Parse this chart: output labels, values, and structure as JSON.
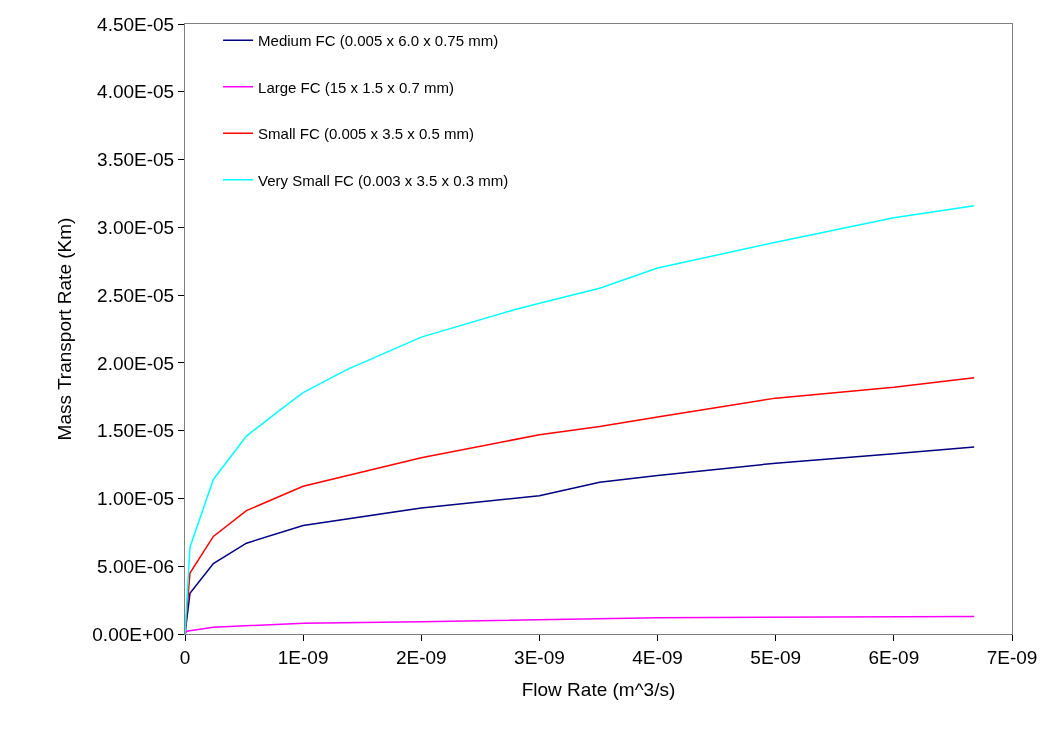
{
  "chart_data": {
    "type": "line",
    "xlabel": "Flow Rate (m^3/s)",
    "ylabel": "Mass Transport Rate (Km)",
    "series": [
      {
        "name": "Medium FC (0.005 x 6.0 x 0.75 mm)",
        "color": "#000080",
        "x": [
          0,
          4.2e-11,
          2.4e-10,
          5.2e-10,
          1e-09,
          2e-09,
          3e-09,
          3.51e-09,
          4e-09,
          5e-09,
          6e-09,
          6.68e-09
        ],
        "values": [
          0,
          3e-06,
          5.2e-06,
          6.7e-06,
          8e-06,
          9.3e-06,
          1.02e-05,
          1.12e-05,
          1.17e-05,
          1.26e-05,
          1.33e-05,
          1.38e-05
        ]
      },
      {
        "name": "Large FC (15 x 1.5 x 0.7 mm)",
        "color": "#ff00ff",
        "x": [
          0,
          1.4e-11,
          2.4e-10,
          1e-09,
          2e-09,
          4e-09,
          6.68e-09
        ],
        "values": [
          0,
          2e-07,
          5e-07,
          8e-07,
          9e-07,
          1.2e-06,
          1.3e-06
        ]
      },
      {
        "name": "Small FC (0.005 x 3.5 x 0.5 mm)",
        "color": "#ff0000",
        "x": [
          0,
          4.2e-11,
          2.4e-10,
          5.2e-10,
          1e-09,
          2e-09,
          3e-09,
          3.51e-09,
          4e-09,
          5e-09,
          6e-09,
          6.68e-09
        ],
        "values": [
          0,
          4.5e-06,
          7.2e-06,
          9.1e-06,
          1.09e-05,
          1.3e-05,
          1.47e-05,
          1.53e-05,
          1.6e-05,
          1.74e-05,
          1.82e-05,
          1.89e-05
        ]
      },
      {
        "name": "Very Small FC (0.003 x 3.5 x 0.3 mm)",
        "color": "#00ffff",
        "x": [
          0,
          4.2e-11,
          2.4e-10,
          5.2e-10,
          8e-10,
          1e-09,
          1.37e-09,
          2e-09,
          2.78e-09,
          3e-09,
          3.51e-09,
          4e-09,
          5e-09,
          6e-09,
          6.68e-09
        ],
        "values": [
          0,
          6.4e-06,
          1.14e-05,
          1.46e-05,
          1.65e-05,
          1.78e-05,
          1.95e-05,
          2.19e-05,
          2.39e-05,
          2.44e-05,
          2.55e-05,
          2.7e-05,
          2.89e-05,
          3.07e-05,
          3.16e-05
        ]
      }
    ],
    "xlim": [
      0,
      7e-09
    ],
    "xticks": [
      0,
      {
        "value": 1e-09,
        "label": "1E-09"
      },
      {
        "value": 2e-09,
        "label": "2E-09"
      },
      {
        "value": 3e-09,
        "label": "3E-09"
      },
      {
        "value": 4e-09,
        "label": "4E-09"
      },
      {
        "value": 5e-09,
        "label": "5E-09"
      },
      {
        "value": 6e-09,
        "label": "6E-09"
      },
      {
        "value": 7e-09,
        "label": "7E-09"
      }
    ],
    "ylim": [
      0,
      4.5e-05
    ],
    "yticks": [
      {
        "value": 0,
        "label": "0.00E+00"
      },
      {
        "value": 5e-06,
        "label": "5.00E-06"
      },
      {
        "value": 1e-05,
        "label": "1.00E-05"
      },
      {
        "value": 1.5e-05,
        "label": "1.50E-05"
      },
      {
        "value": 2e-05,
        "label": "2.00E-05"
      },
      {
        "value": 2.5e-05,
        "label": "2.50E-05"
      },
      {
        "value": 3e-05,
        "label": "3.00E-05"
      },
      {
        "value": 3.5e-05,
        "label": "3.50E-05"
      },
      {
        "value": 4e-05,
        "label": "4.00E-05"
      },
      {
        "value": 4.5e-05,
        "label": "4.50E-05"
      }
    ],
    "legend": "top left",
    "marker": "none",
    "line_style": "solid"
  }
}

== Problem to work on ==
In your copy of the records, include no pictures; repeat everything else exactly.

== Task output ==
Parse this chart: output labels, values, and structure as JSON.
{
  "chart_data": {
    "type": "line",
    "xlabel": "Flow Rate (m^3/s)",
    "ylabel": "Mass Transport Rate (Km)",
    "series": [
      {
        "name": "Medium FC (0.005 x 6.0 x 0.75 mm)",
        "color": "#000080",
        "x": [
          0,
          4.2e-11,
          2.4e-10,
          5.2e-10,
          1e-09,
          2e-09,
          3e-09,
          3.51e-09,
          4e-09,
          5e-09,
          6e-09,
          6.68e-09
        ],
        "values": [
          0,
          3e-06,
          5.2e-06,
          6.7e-06,
          8e-06,
          9.3e-06,
          1.02e-05,
          1.12e-05,
          1.17e-05,
          1.26e-05,
          1.33e-05,
          1.38e-05
        ]
      },
      {
        "name": "Large FC (15 x 1.5 x 0.7 mm)",
        "color": "#ff00ff",
        "x": [
          0,
          1.4e-11,
          2.4e-10,
          1e-09,
          2e-09,
          4e-09,
          6.68e-09
        ],
        "values": [
          0,
          2e-07,
          5e-07,
          8e-07,
          9e-07,
          1.2e-06,
          1.3e-06
        ]
      },
      {
        "name": "Small FC (0.005 x 3.5 x 0.5 mm)",
        "color": "#ff0000",
        "x": [
          0,
          4.2e-11,
          2.4e-10,
          5.2e-10,
          1e-09,
          2e-09,
          3e-09,
          3.51e-09,
          4e-09,
          5e-09,
          6e-09,
          6.68e-09
        ],
        "values": [
          0,
          4.5e-06,
          7.2e-06,
          9.1e-06,
          1.09e-05,
          1.3e-05,
          1.47e-05,
          1.53e-05,
          1.6e-05,
          1.74e-05,
          1.82e-05,
          1.89e-05
        ]
      },
      {
        "name": "Very Small FC (0.003 x 3.5 x 0.3 mm)",
        "color": "#00ffff",
        "x": [
          0,
          4.2e-11,
          2.4e-10,
          5.2e-10,
          8e-10,
          1e-09,
          1.37e-09,
          2e-09,
          2.78e-09,
          3e-09,
          3.51e-09,
          4e-09,
          5e-09,
          6e-09,
          6.68e-09
        ],
        "values": [
          0,
          6.4e-06,
          1.14e-05,
          1.46e-05,
          1.65e-05,
          1.78e-05,
          1.95e-05,
          2.19e-05,
          2.39e-05,
          2.44e-05,
          2.55e-05,
          2.7e-05,
          2.89e-05,
          3.07e-05,
          3.16e-05
        ]
      }
    ],
    "xlim": [
      0,
      7e-09
    ],
    "xticks": [
      0,
      {
        "value": 1e-09,
        "label": "1E-09"
      },
      {
        "value": 2e-09,
        "label": "2E-09"
      },
      {
        "value": 3e-09,
        "label": "3E-09"
      },
      {
        "value": 4e-09,
        "label": "4E-09"
      },
      {
        "value": 5e-09,
        "label": "5E-09"
      },
      {
        "value": 6e-09,
        "label": "6E-09"
      },
      {
        "value": 7e-09,
        "label": "7E-09"
      }
    ],
    "ylim": [
      0,
      4.5e-05
    ],
    "yticks": [
      {
        "value": 0,
        "label": "0.00E+00"
      },
      {
        "value": 5e-06,
        "label": "5.00E-06"
      },
      {
        "value": 1e-05,
        "label": "1.00E-05"
      },
      {
        "value": 1.5e-05,
        "label": "1.50E-05"
      },
      {
        "value": 2e-05,
        "label": "2.00E-05"
      },
      {
        "value": 2.5e-05,
        "label": "2.50E-05"
      },
      {
        "value": 3e-05,
        "label": "3.00E-05"
      },
      {
        "value": 3.5e-05,
        "label": "3.50E-05"
      },
      {
        "value": 4e-05,
        "label": "4.00E-05"
      },
      {
        "value": 4.5e-05,
        "label": "4.50E-05"
      }
    ],
    "legend": "top left",
    "marker": "none",
    "line_style": "solid"
  }
}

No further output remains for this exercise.